■ Exercise goal: Restate the entries word for word, omitting nothing.

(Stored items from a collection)
────────────────────────────────────────

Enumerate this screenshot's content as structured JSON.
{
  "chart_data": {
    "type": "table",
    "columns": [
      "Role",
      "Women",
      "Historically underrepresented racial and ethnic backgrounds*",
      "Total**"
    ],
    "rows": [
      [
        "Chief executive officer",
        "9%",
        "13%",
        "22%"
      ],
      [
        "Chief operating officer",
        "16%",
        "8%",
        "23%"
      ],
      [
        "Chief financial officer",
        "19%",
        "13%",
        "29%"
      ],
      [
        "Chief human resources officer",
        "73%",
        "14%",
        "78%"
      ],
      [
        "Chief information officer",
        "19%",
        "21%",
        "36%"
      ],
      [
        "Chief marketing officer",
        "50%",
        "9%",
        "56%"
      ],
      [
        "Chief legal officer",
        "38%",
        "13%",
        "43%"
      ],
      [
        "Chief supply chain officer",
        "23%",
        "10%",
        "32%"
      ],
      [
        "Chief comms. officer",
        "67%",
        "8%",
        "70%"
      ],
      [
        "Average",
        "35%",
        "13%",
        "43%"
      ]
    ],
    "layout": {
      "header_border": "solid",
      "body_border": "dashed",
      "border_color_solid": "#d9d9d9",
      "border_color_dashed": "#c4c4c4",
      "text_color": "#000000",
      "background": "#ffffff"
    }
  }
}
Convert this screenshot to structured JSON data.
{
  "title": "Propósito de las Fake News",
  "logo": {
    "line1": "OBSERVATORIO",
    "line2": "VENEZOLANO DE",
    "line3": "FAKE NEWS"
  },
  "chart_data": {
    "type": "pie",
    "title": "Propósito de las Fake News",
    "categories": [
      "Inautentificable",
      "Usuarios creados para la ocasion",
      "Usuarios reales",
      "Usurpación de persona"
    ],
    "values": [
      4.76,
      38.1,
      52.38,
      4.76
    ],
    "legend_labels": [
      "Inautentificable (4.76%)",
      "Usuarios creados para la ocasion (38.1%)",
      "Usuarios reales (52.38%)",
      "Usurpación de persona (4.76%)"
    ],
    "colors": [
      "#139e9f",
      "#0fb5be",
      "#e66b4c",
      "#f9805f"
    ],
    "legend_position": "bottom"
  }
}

────────────────────────────────────────

■ Task result:
Enumerate this screenshot's content as structured JSON.
{
  "chart_data": {
    "type": "table",
    "columns": [
      "Role",
      "Women",
      "Historically underrepresented racial and ethnic backgrounds*",
      "Total**"
    ],
    "rows": [
      [
        "Chief executive officer",
        "9%",
        "13%",
        "22%"
      ],
      [
        "Chief operating officer",
        "16%",
        "8%",
        "23%"
      ],
      [
        "Chief financial officer",
        "19%",
        "13%",
        "29%"
      ],
      [
        "Chief human resources officer",
        "73%",
        "14%",
        "78%"
      ],
      [
        "Chief information officer",
        "19%",
        "21%",
        "36%"
      ],
      [
        "Chief marketing officer",
        "50%",
        "9%",
        "56%"
      ],
      [
        "Chief legal officer",
        "38%",
        "13%",
        "43%"
      ],
      [
        "Chief supply chain officer",
        "23%",
        "10%",
        "32%"
      ],
      [
        "Chief comms. officer",
        "67%",
        "8%",
        "70%"
      ],
      [
        "Average",
        "35%",
        "13%",
        "43%"
      ]
    ],
    "layout": {
      "header_border": "solid",
      "body_border": "dashed",
      "border_color_solid": "#d9d9d9",
      "border_color_dashed": "#c4c4c4",
      "text_color": "#000000",
      "background": "#ffffff"
    }
  }
}
Convert this screenshot to structured JSON data.
{
  "title": "Propósito de las Fake News",
  "logo": {
    "line1": "OBSERVATORIO",
    "line2": "VENEZOLANO DE",
    "line3": "FAKE NEWS"
  },
  "chart_data": {
    "type": "pie",
    "title": "Propósito de las Fake News",
    "categories": [
      "Inautentificable",
      "Usuarios creados para la ocasion",
      "Usuarios reales",
      "Usurpación de persona"
    ],
    "values": [
      4.76,
      38.1,
      52.38,
      4.76
    ],
    "legend_labels": [
      "Inautentificable (4.76%)",
      "Usuarios creados para la ocasion (38.1%)",
      "Usuarios reales (52.38%)",
      "Usurpación de persona (4.76%)"
    ],
    "colors": [
      "#139e9f",
      "#0fb5be",
      "#e66b4c",
      "#f9805f"
    ],
    "legend_position": "bottom"
  }
}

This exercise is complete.